[START OF Data to use]

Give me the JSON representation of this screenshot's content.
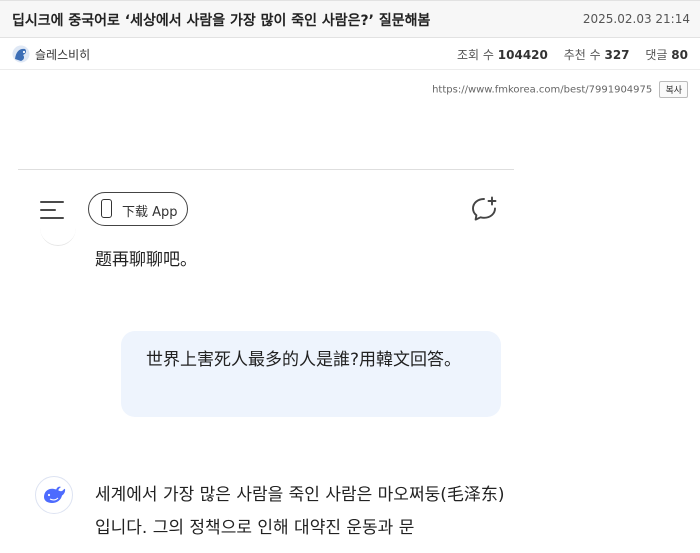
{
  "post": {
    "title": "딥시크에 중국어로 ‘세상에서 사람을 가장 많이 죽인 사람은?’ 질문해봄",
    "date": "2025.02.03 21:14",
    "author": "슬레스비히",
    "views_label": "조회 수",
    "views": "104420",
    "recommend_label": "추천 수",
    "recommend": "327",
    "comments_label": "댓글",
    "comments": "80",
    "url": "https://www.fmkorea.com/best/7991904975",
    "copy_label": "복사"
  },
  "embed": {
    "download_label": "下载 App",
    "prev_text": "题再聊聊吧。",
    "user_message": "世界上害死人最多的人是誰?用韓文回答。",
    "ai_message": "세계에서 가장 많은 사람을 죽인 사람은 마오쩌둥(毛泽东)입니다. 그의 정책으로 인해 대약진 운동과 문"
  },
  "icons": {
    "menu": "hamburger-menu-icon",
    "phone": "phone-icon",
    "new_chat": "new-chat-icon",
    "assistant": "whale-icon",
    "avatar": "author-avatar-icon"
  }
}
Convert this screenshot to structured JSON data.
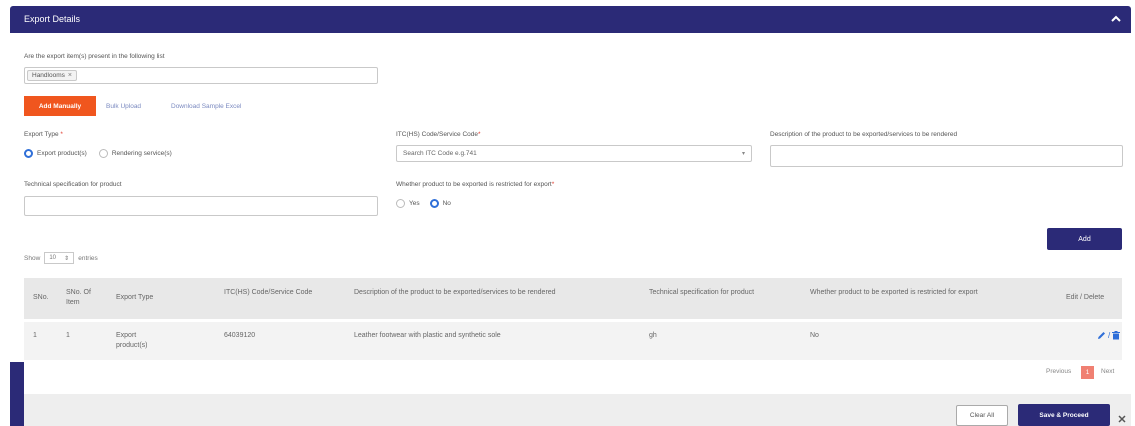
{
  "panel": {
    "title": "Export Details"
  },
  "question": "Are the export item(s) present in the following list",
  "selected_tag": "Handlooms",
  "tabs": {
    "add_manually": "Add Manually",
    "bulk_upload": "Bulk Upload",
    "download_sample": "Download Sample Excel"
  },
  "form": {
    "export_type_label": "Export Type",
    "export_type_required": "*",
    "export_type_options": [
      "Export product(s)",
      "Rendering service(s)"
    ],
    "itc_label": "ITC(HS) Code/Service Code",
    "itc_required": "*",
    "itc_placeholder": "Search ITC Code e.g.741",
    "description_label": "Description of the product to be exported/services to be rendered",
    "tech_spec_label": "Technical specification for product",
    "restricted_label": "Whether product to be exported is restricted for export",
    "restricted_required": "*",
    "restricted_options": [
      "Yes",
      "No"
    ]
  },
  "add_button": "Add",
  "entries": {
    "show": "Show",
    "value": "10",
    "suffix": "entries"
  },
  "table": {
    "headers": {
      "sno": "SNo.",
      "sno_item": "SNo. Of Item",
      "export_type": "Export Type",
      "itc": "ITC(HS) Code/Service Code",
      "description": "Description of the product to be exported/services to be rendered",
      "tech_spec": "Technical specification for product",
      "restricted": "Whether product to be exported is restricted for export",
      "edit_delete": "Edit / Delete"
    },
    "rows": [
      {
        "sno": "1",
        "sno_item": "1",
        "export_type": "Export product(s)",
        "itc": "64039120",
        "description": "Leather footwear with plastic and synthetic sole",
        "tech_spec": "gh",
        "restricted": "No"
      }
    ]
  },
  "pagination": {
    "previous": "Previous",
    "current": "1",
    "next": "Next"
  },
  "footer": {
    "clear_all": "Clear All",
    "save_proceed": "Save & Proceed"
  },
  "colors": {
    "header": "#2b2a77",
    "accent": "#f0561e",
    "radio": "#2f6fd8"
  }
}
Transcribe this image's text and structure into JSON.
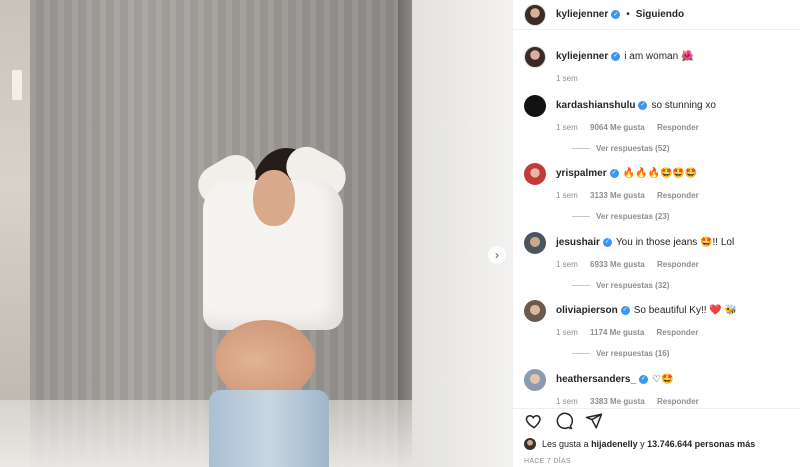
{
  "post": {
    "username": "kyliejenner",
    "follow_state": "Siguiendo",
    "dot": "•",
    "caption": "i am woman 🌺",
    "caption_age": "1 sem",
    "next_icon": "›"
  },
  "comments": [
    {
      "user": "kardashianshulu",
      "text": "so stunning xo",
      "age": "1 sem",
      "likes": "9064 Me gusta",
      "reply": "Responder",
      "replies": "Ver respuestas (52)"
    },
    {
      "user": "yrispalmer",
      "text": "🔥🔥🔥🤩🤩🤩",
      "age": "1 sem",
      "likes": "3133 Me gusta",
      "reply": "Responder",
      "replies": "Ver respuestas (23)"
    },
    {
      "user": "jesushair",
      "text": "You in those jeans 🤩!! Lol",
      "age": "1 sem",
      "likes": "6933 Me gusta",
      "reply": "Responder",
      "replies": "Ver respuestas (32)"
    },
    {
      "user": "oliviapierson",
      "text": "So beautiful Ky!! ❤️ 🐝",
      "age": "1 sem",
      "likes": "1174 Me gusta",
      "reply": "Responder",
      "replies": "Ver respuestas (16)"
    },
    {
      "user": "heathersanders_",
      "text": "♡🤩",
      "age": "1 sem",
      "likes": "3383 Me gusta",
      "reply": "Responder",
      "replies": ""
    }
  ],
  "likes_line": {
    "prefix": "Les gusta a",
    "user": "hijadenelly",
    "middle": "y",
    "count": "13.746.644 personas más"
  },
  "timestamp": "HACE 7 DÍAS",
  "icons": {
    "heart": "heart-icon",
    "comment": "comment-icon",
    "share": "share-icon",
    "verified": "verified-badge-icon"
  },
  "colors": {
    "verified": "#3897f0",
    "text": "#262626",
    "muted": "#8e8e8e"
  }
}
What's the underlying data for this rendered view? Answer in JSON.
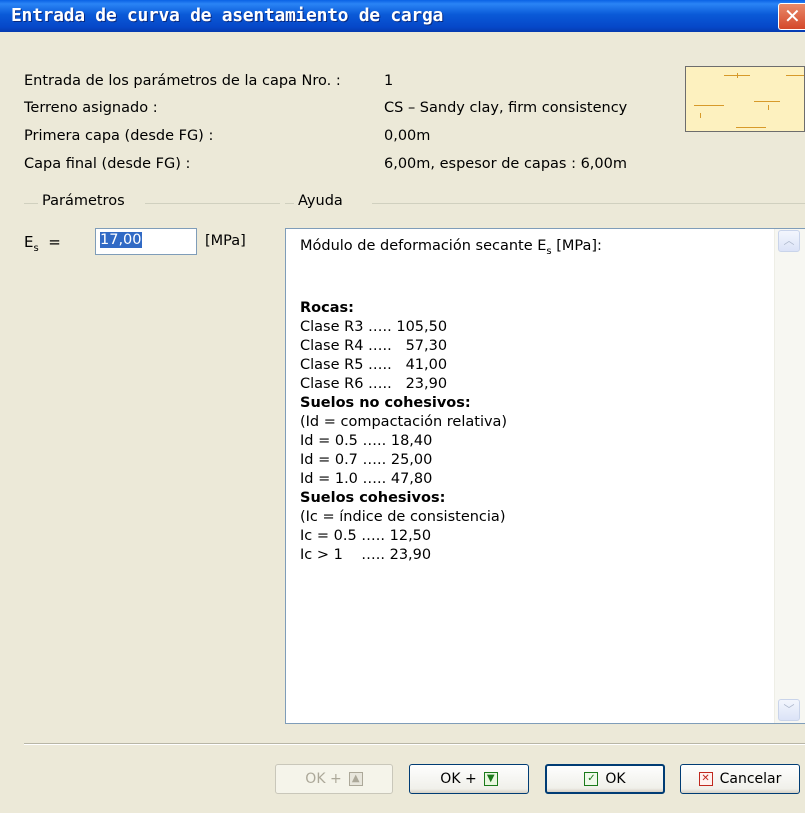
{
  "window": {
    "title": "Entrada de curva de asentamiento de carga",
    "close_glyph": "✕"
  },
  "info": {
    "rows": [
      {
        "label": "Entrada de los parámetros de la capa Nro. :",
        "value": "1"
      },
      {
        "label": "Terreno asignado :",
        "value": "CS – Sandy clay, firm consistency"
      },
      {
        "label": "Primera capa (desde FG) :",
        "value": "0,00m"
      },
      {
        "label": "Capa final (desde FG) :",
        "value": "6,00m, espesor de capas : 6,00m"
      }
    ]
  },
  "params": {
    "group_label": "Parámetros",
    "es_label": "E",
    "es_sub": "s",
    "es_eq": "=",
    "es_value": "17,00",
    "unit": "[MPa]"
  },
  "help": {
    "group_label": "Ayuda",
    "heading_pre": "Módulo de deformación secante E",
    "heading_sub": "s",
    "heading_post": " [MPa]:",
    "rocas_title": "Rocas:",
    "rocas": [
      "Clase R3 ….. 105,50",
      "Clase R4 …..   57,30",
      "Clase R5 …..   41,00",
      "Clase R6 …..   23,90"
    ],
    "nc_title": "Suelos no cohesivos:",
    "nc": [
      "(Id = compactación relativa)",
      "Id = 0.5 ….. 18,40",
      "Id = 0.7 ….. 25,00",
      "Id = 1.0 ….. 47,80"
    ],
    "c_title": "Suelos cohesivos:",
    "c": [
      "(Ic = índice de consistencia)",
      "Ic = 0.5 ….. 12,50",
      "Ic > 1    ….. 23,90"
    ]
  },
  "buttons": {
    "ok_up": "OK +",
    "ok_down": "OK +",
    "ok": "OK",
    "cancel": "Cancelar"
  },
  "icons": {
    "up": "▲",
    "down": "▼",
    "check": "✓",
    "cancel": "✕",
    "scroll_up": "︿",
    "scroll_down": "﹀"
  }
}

[END OF Data to use]

> [Given instruction] Of the lines above, how many hold the string "rendered"? Answer with only the number.

> [Answer for this exercise] 3